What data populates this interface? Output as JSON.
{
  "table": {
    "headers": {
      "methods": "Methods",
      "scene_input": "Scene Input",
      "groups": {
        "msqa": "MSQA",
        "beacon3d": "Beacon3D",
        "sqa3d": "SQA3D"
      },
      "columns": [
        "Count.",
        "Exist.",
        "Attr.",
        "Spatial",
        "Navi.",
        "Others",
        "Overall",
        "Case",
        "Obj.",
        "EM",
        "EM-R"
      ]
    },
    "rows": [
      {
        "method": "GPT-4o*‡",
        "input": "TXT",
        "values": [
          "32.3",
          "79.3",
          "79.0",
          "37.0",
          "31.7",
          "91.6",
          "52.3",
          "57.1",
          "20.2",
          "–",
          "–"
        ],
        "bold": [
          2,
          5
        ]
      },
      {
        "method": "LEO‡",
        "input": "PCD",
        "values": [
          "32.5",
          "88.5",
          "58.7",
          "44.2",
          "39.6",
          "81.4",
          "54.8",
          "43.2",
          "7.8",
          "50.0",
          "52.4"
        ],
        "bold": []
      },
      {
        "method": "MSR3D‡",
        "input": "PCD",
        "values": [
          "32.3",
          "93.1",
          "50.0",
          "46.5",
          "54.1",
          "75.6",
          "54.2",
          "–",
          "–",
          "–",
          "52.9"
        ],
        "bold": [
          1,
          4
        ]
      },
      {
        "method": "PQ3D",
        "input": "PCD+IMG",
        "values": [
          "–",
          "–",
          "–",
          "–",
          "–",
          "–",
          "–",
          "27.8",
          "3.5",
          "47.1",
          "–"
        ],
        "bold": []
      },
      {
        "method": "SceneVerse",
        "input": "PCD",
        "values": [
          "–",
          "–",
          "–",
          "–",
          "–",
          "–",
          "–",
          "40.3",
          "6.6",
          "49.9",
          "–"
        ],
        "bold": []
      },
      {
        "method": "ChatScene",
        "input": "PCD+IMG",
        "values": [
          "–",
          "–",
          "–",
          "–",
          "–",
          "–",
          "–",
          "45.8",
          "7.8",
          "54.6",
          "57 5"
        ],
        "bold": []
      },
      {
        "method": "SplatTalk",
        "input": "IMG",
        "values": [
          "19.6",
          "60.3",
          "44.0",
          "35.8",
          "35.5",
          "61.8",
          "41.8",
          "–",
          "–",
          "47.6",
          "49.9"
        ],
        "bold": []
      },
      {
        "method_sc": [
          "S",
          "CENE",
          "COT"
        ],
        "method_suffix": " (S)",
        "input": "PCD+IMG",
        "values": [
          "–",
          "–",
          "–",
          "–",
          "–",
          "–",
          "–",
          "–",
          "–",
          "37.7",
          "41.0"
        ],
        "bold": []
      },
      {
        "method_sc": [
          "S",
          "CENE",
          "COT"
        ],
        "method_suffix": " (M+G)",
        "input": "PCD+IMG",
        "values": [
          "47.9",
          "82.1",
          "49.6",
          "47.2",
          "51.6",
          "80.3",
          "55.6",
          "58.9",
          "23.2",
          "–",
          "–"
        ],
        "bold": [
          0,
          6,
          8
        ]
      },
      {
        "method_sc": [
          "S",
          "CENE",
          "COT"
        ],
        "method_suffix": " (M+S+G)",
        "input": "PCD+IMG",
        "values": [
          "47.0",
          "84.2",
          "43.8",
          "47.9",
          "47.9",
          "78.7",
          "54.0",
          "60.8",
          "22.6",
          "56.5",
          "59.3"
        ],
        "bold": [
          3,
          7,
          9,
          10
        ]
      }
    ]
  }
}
* * *
Restate all of the entries exactly, please.

What data populates this interface? Output as JSON.
{
  "table": {
    "headers": {
      "methods": "Methods",
      "scene_input": "Scene Input",
      "groups": {
        "msqa": "MSQA",
        "beacon3d": "Beacon3D",
        "sqa3d": "SQA3D"
      },
      "columns": [
        "Count.",
        "Exist.",
        "Attr.",
        "Spatial",
        "Navi.",
        "Others",
        "Overall",
        "Case",
        "Obj.",
        "EM",
        "EM-R"
      ]
    },
    "rows": [
      {
        "method": "GPT-4o*‡",
        "input": "TXT",
        "values": [
          "32.3",
          "79.3",
          "79.0",
          "37.0",
          "31.7",
          "91.6",
          "52.3",
          "57.1",
          "20.2",
          "–",
          "–"
        ],
        "bold": [
          2,
          5
        ]
      },
      {
        "method": "LEO‡",
        "input": "PCD",
        "values": [
          "32.5",
          "88.5",
          "58.7",
          "44.2",
          "39.6",
          "81.4",
          "54.8",
          "43.2",
          "7.8",
          "50.0",
          "52.4"
        ],
        "bold": []
      },
      {
        "method": "MSR3D‡",
        "input": "PCD",
        "values": [
          "32.3",
          "93.1",
          "50.0",
          "46.5",
          "54.1",
          "75.6",
          "54.2",
          "–",
          "–",
          "–",
          "52.9"
        ],
        "bold": [
          1,
          4
        ]
      },
      {
        "method": "PQ3D",
        "input": "PCD+IMG",
        "values": [
          "–",
          "–",
          "–",
          "–",
          "–",
          "–",
          "–",
          "27.8",
          "3.5",
          "47.1",
          "–"
        ],
        "bold": []
      },
      {
        "method": "SceneVerse",
        "input": "PCD",
        "values": [
          "–",
          "–",
          "–",
          "–",
          "–",
          "–",
          "–",
          "40.3",
          "6.6",
          "49.9",
          "–"
        ],
        "bold": []
      },
      {
        "method": "ChatScene",
        "input": "PCD+IMG",
        "values": [
          "–",
          "–",
          "–",
          "–",
          "–",
          "–",
          "–",
          "45.8",
          "7.8",
          "54.6",
          "57 5"
        ],
        "bold": []
      },
      {
        "method": "SplatTalk",
        "input": "IMG",
        "values": [
          "19.6",
          "60.3",
          "44.0",
          "35.8",
          "35.5",
          "61.8",
          "41.8",
          "–",
          "–",
          "47.6",
          "49.9"
        ],
        "bold": []
      },
      {
        "method_sc": [
          "S",
          "CENE",
          "COT"
        ],
        "method_suffix": " (S)",
        "input": "PCD+IMG",
        "values": [
          "–",
          "–",
          "–",
          "–",
          "–",
          "–",
          "–",
          "–",
          "–",
          "37.7",
          "41.0"
        ],
        "bold": []
      },
      {
        "method_sc": [
          "S",
          "CENE",
          "COT"
        ],
        "method_suffix": " (M+G)",
        "input": "PCD+IMG",
        "values": [
          "47.9",
          "82.1",
          "49.6",
          "47.2",
          "51.6",
          "80.3",
          "55.6",
          "58.9",
          "23.2",
          "–",
          "–"
        ],
        "bold": [
          0,
          6,
          8
        ]
      },
      {
        "method_sc": [
          "S",
          "CENE",
          "COT"
        ],
        "method_suffix": " (M+S+G)",
        "input": "PCD+IMG",
        "values": [
          "47.0",
          "84.2",
          "43.8",
          "47.9",
          "47.9",
          "78.7",
          "54.0",
          "60.8",
          "22.6",
          "56.5",
          "59.3"
        ],
        "bold": [
          3,
          7,
          9,
          10
        ]
      }
    ]
  }
}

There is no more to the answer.